* _JOB_
Search the listing for "JSON" and copy every line where it appears.

(Dataset entries)
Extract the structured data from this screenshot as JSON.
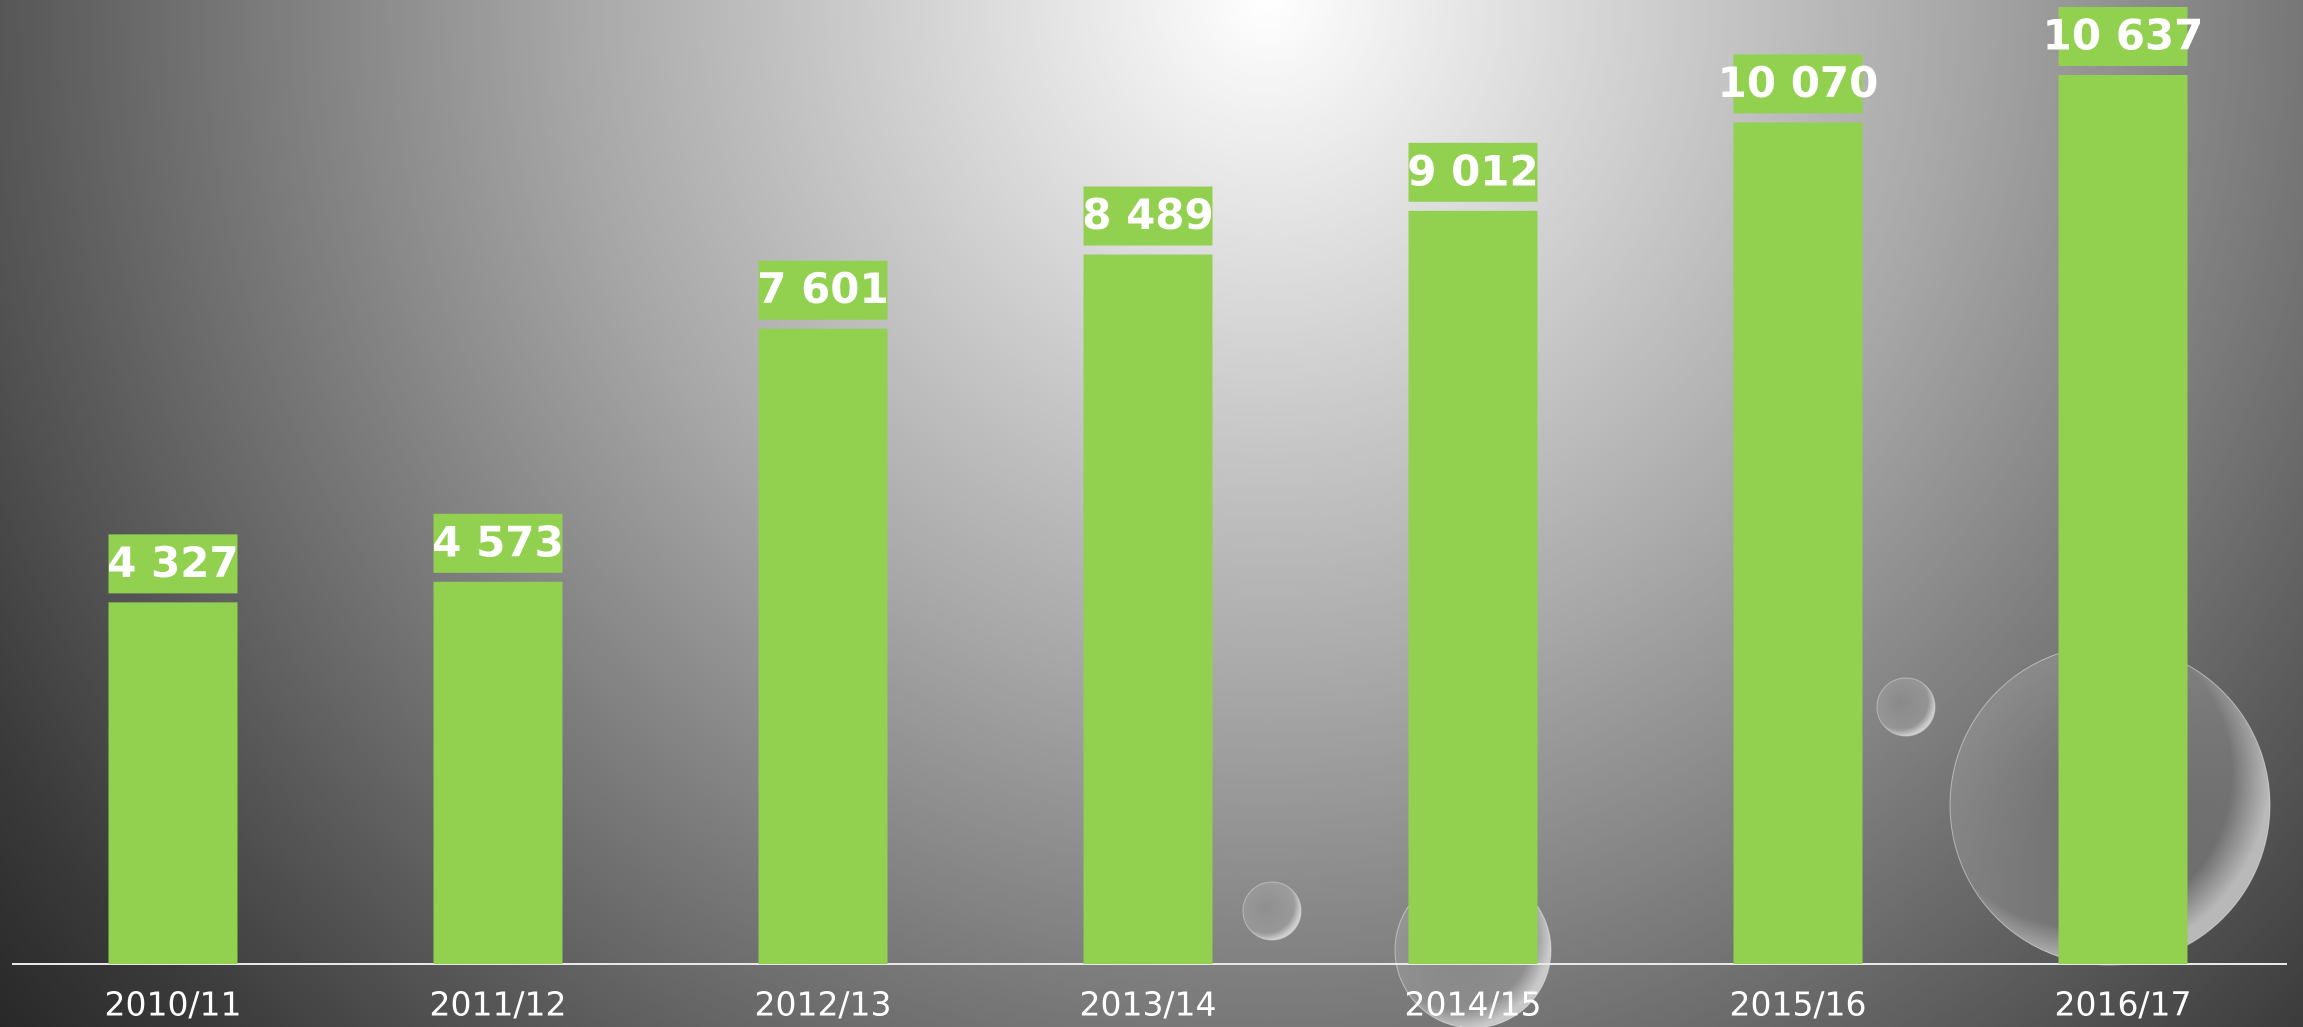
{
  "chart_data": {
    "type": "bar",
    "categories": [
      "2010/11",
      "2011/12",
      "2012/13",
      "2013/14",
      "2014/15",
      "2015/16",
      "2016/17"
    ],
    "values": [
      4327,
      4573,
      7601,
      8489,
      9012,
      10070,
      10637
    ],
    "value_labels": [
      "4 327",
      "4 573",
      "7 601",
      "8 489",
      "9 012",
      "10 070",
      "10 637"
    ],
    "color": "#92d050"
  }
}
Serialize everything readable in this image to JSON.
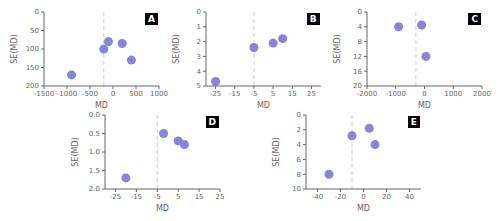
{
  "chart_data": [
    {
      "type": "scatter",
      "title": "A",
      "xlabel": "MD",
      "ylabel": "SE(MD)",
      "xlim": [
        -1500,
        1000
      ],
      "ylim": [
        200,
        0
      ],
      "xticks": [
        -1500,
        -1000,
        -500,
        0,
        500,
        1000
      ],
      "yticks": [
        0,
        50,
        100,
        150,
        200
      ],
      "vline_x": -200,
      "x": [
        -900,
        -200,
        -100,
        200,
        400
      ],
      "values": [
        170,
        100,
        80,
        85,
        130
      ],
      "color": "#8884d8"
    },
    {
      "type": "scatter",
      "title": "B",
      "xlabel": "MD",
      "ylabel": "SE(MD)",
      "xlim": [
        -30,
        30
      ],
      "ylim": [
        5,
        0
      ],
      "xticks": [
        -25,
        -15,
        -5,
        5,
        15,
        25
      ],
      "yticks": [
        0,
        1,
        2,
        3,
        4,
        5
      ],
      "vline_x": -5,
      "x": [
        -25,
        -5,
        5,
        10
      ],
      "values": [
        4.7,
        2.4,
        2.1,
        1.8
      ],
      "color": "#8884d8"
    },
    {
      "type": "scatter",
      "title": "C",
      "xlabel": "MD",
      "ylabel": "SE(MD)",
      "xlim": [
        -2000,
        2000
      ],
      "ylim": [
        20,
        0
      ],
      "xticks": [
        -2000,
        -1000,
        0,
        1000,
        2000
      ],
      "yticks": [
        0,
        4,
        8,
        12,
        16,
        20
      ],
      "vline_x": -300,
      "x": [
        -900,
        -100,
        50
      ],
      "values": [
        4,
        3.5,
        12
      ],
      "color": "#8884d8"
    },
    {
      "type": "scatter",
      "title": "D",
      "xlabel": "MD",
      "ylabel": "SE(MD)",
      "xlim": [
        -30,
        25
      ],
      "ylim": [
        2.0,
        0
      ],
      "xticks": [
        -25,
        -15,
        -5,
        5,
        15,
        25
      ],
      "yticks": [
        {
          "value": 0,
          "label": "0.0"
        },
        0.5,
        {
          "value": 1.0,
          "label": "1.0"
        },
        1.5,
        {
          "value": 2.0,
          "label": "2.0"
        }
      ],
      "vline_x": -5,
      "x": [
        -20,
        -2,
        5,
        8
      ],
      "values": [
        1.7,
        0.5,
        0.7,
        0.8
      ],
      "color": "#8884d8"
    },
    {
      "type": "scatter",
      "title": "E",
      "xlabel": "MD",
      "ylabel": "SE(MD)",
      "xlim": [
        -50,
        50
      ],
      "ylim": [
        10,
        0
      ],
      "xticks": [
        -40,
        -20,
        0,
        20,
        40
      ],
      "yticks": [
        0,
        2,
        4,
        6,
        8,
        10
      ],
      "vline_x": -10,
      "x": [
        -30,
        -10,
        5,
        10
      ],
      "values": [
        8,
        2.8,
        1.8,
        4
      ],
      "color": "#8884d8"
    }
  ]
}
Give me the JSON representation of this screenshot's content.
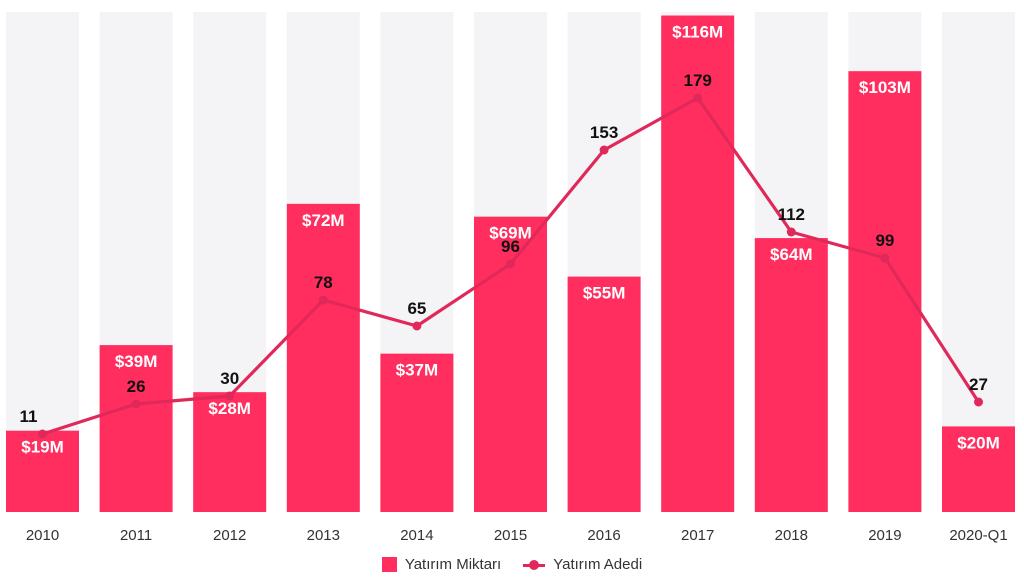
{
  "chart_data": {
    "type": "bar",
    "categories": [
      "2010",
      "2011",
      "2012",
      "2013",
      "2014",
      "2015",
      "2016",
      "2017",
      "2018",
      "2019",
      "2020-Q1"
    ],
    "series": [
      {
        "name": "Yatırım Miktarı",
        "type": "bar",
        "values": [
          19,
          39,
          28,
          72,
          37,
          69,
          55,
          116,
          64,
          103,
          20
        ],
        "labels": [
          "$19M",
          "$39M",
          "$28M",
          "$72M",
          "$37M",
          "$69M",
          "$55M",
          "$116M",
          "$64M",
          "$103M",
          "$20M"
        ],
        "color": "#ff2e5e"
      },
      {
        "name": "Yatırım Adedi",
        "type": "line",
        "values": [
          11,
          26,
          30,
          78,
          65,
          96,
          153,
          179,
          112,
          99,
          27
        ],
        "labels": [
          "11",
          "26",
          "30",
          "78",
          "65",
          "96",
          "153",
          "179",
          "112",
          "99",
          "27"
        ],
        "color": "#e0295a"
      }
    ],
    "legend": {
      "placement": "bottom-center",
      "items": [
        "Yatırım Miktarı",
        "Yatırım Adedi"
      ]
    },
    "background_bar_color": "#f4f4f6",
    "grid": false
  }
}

* _ANSWER TO THIS TASK_
Extract the structured data from this screenshot as JSON.
Serialize everything readable in this image to JSON.
Give me the JSON representation of this screenshot's content.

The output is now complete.